- Work to be completed
Retype the listing that follows, word for word.

- Available data
+ + + + + + +
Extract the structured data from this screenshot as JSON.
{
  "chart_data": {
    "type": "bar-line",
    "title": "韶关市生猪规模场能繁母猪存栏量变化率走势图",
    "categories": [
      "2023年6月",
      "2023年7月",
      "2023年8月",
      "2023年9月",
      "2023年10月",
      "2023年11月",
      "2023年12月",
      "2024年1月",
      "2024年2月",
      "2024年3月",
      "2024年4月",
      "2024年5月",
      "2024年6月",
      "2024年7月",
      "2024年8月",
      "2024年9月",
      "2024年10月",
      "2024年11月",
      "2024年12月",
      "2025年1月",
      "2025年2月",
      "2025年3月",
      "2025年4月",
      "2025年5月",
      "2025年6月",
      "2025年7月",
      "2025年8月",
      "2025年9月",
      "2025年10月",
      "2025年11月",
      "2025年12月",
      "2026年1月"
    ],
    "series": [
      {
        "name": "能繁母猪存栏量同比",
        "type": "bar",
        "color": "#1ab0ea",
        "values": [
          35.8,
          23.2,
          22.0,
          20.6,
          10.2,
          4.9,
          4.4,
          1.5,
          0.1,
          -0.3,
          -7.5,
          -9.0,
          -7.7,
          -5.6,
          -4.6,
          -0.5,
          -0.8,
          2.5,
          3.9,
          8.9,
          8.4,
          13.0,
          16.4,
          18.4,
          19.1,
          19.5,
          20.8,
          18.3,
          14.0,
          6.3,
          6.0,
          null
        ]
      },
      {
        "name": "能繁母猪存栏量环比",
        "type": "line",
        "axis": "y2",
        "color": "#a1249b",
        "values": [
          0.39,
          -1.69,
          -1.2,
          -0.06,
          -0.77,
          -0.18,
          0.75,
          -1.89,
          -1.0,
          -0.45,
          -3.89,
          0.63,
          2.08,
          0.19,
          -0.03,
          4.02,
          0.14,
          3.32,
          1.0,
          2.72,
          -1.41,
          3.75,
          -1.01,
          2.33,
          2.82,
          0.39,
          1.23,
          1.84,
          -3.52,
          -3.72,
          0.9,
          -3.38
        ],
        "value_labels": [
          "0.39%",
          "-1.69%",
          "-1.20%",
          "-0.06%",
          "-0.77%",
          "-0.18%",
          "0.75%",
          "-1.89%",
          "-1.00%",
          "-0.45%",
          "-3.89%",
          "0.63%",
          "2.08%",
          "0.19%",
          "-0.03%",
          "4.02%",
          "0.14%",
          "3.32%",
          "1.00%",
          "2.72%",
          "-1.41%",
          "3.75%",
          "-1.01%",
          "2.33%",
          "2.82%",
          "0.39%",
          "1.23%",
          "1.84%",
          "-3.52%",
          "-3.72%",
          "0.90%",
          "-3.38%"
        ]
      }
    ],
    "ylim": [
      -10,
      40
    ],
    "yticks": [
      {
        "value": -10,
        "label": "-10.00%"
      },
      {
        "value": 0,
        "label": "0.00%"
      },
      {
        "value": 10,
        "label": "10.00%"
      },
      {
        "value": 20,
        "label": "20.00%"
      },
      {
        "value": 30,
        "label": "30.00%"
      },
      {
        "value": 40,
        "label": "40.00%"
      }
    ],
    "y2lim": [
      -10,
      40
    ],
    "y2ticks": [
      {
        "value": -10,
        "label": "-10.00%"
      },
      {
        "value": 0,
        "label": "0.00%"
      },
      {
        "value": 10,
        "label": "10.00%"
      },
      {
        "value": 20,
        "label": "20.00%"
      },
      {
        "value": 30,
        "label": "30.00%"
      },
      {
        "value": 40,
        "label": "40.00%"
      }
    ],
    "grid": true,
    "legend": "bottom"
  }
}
+ + + + + + +
- The result
Extract the structured data from this screenshot as JSON.
{
  "chart_data": {
    "type": "bar-line",
    "title": "韶关市生猪规模场能繁母猪存栏量变化率走势图",
    "categories": [
      "2023年6月",
      "2023年7月",
      "2023年8月",
      "2023年9月",
      "2023年10月",
      "2023年11月",
      "2023年12月",
      "2024年1月",
      "2024年2月",
      "2024年3月",
      "2024年4月",
      "2024年5月",
      "2024年6月",
      "2024年7月",
      "2024年8月",
      "2024年9月",
      "2024年10月",
      "2024年11月",
      "2024年12月",
      "2025年1月",
      "2025年2月",
      "2025年3月",
      "2025年4月",
      "2025年5月",
      "2025年6月",
      "2025年7月",
      "2025年8月",
      "2025年9月",
      "2025年10月",
      "2025年11月",
      "2025年12月",
      "2026年1月"
    ],
    "series": [
      {
        "name": "能繁母猪存栏量同比",
        "type": "bar",
        "color": "#1ab0ea",
        "values": [
          35.8,
          23.2,
          22.0,
          20.6,
          10.2,
          4.9,
          4.4,
          1.5,
          0.1,
          -0.3,
          -7.5,
          -9.0,
          -7.7,
          -5.6,
          -4.6,
          -0.5,
          -0.8,
          2.5,
          3.9,
          8.9,
          8.4,
          13.0,
          16.4,
          18.4,
          19.1,
          19.5,
          20.8,
          18.3,
          14.0,
          6.3,
          6.0,
          null
        ]
      },
      {
        "name": "能繁母猪存栏量环比",
        "type": "line",
        "axis": "y2",
        "color": "#a1249b",
        "values": [
          0.39,
          -1.69,
          -1.2,
          -0.06,
          -0.77,
          -0.18,
          0.75,
          -1.89,
          -1.0,
          -0.45,
          -3.89,
          0.63,
          2.08,
          0.19,
          -0.03,
          4.02,
          0.14,
          3.32,
          1.0,
          2.72,
          -1.41,
          3.75,
          -1.01,
          2.33,
          2.82,
          0.39,
          1.23,
          1.84,
          -3.52,
          -3.72,
          0.9,
          -3.38
        ],
        "value_labels": [
          "0.39%",
          "-1.69%",
          "-1.20%",
          "-0.06%",
          "-0.77%",
          "-0.18%",
          "0.75%",
          "-1.89%",
          "-1.00%",
          "-0.45%",
          "-3.89%",
          "0.63%",
          "2.08%",
          "0.19%",
          "-0.03%",
          "4.02%",
          "0.14%",
          "3.32%",
          "1.00%",
          "2.72%",
          "-1.41%",
          "3.75%",
          "-1.01%",
          "2.33%",
          "2.82%",
          "0.39%",
          "1.23%",
          "1.84%",
          "-3.52%",
          "-3.72%",
          "0.90%",
          "-3.38%"
        ]
      }
    ],
    "ylim": [
      -10,
      40
    ],
    "yticks": [
      {
        "value": -10,
        "label": "-10.00%"
      },
      {
        "value": 0,
        "label": "0.00%"
      },
      {
        "value": 10,
        "label": "10.00%"
      },
      {
        "value": 20,
        "label": "20.00%"
      },
      {
        "value": 30,
        "label": "30.00%"
      },
      {
        "value": 40,
        "label": "40.00%"
      }
    ],
    "y2lim": [
      -10,
      40
    ],
    "y2ticks": [
      {
        "value": -10,
        "label": "-10.00%"
      },
      {
        "value": 0,
        "label": "0.00%"
      },
      {
        "value": 10,
        "label": "10.00%"
      },
      {
        "value": 20,
        "label": "20.00%"
      },
      {
        "value": 30,
        "label": "30.00%"
      },
      {
        "value": 40,
        "label": "40.00%"
      }
    ],
    "grid": true,
    "legend": "bottom"
  }
}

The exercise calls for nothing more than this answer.